## [SHORT PROBLEM]
Can you print every record below exactly as written?
-*-*-
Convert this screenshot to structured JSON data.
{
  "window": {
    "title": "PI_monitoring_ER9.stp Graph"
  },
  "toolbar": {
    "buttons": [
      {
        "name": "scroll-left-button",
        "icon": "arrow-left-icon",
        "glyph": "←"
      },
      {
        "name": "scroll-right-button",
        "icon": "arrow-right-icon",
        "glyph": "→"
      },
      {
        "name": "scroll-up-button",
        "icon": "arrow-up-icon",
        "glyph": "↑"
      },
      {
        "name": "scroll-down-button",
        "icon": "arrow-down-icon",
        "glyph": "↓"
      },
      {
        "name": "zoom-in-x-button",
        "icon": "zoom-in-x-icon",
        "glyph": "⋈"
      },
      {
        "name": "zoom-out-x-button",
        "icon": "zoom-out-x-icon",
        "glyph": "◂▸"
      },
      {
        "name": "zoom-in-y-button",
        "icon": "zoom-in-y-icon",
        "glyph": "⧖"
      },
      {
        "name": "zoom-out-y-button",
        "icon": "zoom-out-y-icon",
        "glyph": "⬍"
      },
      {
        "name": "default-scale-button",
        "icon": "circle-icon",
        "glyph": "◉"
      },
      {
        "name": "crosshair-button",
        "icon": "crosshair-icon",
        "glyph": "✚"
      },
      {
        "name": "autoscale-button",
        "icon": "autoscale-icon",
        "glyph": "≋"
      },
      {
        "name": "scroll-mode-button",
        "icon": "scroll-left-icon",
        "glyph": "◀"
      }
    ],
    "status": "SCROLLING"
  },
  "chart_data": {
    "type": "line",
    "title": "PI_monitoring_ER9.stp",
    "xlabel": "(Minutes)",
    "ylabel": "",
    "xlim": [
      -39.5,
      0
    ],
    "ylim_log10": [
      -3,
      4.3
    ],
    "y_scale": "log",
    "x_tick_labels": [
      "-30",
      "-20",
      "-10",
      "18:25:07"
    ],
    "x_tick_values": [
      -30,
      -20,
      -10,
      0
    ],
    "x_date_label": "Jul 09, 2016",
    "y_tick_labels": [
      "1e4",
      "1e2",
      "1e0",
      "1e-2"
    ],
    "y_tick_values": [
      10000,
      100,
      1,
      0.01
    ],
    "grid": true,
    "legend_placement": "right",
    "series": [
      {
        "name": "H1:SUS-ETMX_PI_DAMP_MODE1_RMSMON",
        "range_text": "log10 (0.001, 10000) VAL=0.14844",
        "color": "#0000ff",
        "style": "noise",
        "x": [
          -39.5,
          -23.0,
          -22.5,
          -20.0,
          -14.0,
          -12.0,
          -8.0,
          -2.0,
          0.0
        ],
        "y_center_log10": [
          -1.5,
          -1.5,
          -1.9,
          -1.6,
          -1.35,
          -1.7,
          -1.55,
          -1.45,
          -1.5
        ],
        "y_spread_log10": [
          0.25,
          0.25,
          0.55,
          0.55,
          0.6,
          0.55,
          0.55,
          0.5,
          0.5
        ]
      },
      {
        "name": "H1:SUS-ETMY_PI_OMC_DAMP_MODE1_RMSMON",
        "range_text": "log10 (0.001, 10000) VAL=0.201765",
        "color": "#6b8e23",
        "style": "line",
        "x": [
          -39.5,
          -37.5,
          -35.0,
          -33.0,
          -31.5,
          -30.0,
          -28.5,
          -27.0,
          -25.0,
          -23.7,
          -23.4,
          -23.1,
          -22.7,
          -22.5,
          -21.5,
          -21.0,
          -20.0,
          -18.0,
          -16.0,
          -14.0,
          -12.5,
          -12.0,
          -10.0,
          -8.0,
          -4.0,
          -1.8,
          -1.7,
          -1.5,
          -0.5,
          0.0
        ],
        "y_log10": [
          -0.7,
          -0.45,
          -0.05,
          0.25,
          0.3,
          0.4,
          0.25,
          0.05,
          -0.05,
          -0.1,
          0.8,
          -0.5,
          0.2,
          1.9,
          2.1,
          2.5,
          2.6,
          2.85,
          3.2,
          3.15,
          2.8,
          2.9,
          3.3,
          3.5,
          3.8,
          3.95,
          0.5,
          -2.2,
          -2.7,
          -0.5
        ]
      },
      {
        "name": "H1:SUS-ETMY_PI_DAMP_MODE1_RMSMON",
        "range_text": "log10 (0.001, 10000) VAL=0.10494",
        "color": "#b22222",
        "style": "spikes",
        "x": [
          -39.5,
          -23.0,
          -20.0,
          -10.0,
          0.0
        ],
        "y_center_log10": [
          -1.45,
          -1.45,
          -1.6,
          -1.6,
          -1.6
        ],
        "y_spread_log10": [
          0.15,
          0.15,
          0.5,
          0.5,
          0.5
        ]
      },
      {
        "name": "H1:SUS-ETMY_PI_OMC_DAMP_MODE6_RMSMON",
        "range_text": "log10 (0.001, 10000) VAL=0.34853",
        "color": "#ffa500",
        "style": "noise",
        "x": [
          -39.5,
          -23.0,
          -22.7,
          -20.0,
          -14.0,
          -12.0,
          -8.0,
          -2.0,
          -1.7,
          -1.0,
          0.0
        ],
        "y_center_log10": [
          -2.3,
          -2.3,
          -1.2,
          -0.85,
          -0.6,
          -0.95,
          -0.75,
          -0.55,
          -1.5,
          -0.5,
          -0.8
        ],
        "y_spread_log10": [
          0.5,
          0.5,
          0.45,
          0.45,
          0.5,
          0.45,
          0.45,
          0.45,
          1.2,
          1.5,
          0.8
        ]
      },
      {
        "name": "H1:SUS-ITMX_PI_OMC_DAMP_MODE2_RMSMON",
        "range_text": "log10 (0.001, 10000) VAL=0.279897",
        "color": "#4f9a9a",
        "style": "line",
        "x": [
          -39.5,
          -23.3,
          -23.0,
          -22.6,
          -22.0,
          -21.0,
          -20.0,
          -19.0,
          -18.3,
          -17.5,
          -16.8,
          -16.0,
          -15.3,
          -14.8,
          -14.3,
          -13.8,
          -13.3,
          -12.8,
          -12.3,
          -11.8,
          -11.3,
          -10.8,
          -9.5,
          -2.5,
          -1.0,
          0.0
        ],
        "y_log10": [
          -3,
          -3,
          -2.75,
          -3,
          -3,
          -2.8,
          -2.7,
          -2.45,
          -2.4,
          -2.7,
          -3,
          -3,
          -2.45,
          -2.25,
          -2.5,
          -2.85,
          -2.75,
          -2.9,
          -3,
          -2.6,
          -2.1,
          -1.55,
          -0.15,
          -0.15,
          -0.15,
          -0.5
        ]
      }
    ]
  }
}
-*-*-
## [FINISHED TASK]
Convert this screenshot to structured JSON data.
{
  "window": {
    "title": "PI_monitoring_ER9.stp Graph"
  },
  "toolbar": {
    "buttons": [
      {
        "name": "scroll-left-button",
        "icon": "arrow-left-icon",
        "glyph": "←"
      },
      {
        "name": "scroll-right-button",
        "icon": "arrow-right-icon",
        "glyph": "→"
      },
      {
        "name": "scroll-up-button",
        "icon": "arrow-up-icon",
        "glyph": "↑"
      },
      {
        "name": "scroll-down-button",
        "icon": "arrow-down-icon",
        "glyph": "↓"
      },
      {
        "name": "zoom-in-x-button",
        "icon": "zoom-in-x-icon",
        "glyph": "⋈"
      },
      {
        "name": "zoom-out-x-button",
        "icon": "zoom-out-x-icon",
        "glyph": "◂▸"
      },
      {
        "name": "zoom-in-y-button",
        "icon": "zoom-in-y-icon",
        "glyph": "⧖"
      },
      {
        "name": "zoom-out-y-button",
        "icon": "zoom-out-y-icon",
        "glyph": "⬍"
      },
      {
        "name": "default-scale-button",
        "icon": "circle-icon",
        "glyph": "◉"
      },
      {
        "name": "crosshair-button",
        "icon": "crosshair-icon",
        "glyph": "✚"
      },
      {
        "name": "autoscale-button",
        "icon": "autoscale-icon",
        "glyph": "≋"
      },
      {
        "name": "scroll-mode-button",
        "icon": "scroll-left-icon",
        "glyph": "◀"
      }
    ],
    "status": "SCROLLING"
  },
  "chart_data": {
    "type": "line",
    "title": "PI_monitoring_ER9.stp",
    "xlabel": "(Minutes)",
    "ylabel": "",
    "xlim": [
      -39.5,
      0
    ],
    "ylim_log10": [
      -3,
      4.3
    ],
    "y_scale": "log",
    "x_tick_labels": [
      "-30",
      "-20",
      "-10",
      "18:25:07"
    ],
    "x_tick_values": [
      -30,
      -20,
      -10,
      0
    ],
    "x_date_label": "Jul 09, 2016",
    "y_tick_labels": [
      "1e4",
      "1e2",
      "1e0",
      "1e-2"
    ],
    "y_tick_values": [
      10000,
      100,
      1,
      0.01
    ],
    "grid": true,
    "legend_placement": "right",
    "series": [
      {
        "name": "H1:SUS-ETMX_PI_DAMP_MODE1_RMSMON",
        "range_text": "log10 (0.001, 10000) VAL=0.14844",
        "color": "#0000ff",
        "style": "noise",
        "x": [
          -39.5,
          -23.0,
          -22.5,
          -20.0,
          -14.0,
          -12.0,
          -8.0,
          -2.0,
          0.0
        ],
        "y_center_log10": [
          -1.5,
          -1.5,
          -1.9,
          -1.6,
          -1.35,
          -1.7,
          -1.55,
          -1.45,
          -1.5
        ],
        "y_spread_log10": [
          0.25,
          0.25,
          0.55,
          0.55,
          0.6,
          0.55,
          0.55,
          0.5,
          0.5
        ]
      },
      {
        "name": "H1:SUS-ETMY_PI_OMC_DAMP_MODE1_RMSMON",
        "range_text": "log10 (0.001, 10000) VAL=0.201765",
        "color": "#6b8e23",
        "style": "line",
        "x": [
          -39.5,
          -37.5,
          -35.0,
          -33.0,
          -31.5,
          -30.0,
          -28.5,
          -27.0,
          -25.0,
          -23.7,
          -23.4,
          -23.1,
          -22.7,
          -22.5,
          -21.5,
          -21.0,
          -20.0,
          -18.0,
          -16.0,
          -14.0,
          -12.5,
          -12.0,
          -10.0,
          -8.0,
          -4.0,
          -1.8,
          -1.7,
          -1.5,
          -0.5,
          0.0
        ],
        "y_log10": [
          -0.7,
          -0.45,
          -0.05,
          0.25,
          0.3,
          0.4,
          0.25,
          0.05,
          -0.05,
          -0.1,
          0.8,
          -0.5,
          0.2,
          1.9,
          2.1,
          2.5,
          2.6,
          2.85,
          3.2,
          3.15,
          2.8,
          2.9,
          3.3,
          3.5,
          3.8,
          3.95,
          0.5,
          -2.2,
          -2.7,
          -0.5
        ]
      },
      {
        "name": "H1:SUS-ETMY_PI_DAMP_MODE1_RMSMON",
        "range_text": "log10 (0.001, 10000) VAL=0.10494",
        "color": "#b22222",
        "style": "spikes",
        "x": [
          -39.5,
          -23.0,
          -20.0,
          -10.0,
          0.0
        ],
        "y_center_log10": [
          -1.45,
          -1.45,
          -1.6,
          -1.6,
          -1.6
        ],
        "y_spread_log10": [
          0.15,
          0.15,
          0.5,
          0.5,
          0.5
        ]
      },
      {
        "name": "H1:SUS-ETMY_PI_OMC_DAMP_MODE6_RMSMON",
        "range_text": "log10 (0.001, 10000) VAL=0.34853",
        "color": "#ffa500",
        "style": "noise",
        "x": [
          -39.5,
          -23.0,
          -22.7,
          -20.0,
          -14.0,
          -12.0,
          -8.0,
          -2.0,
          -1.7,
          -1.0,
          0.0
        ],
        "y_center_log10": [
          -2.3,
          -2.3,
          -1.2,
          -0.85,
          -0.6,
          -0.95,
          -0.75,
          -0.55,
          -1.5,
          -0.5,
          -0.8
        ],
        "y_spread_log10": [
          0.5,
          0.5,
          0.45,
          0.45,
          0.5,
          0.45,
          0.45,
          0.45,
          1.2,
          1.5,
          0.8
        ]
      },
      {
        "name": "H1:SUS-ITMX_PI_OMC_DAMP_MODE2_RMSMON",
        "range_text": "log10 (0.001, 10000) VAL=0.279897",
        "color": "#4f9a9a",
        "style": "line",
        "x": [
          -39.5,
          -23.3,
          -23.0,
          -22.6,
          -22.0,
          -21.0,
          -20.0,
          -19.0,
          -18.3,
          -17.5,
          -16.8,
          -16.0,
          -15.3,
          -14.8,
          -14.3,
          -13.8,
          -13.3,
          -12.8,
          -12.3,
          -11.8,
          -11.3,
          -10.8,
          -9.5,
          -2.5,
          -1.0,
          0.0
        ],
        "y_log10": [
          -3,
          -3,
          -2.75,
          -3,
          -3,
          -2.8,
          -2.7,
          -2.45,
          -2.4,
          -2.7,
          -3,
          -3,
          -2.45,
          -2.25,
          -2.5,
          -2.85,
          -2.75,
          -2.9,
          -3,
          -2.6,
          -2.1,
          -1.55,
          -0.15,
          -0.15,
          -0.15,
          -0.5
        ]
      }
    ]
  }
}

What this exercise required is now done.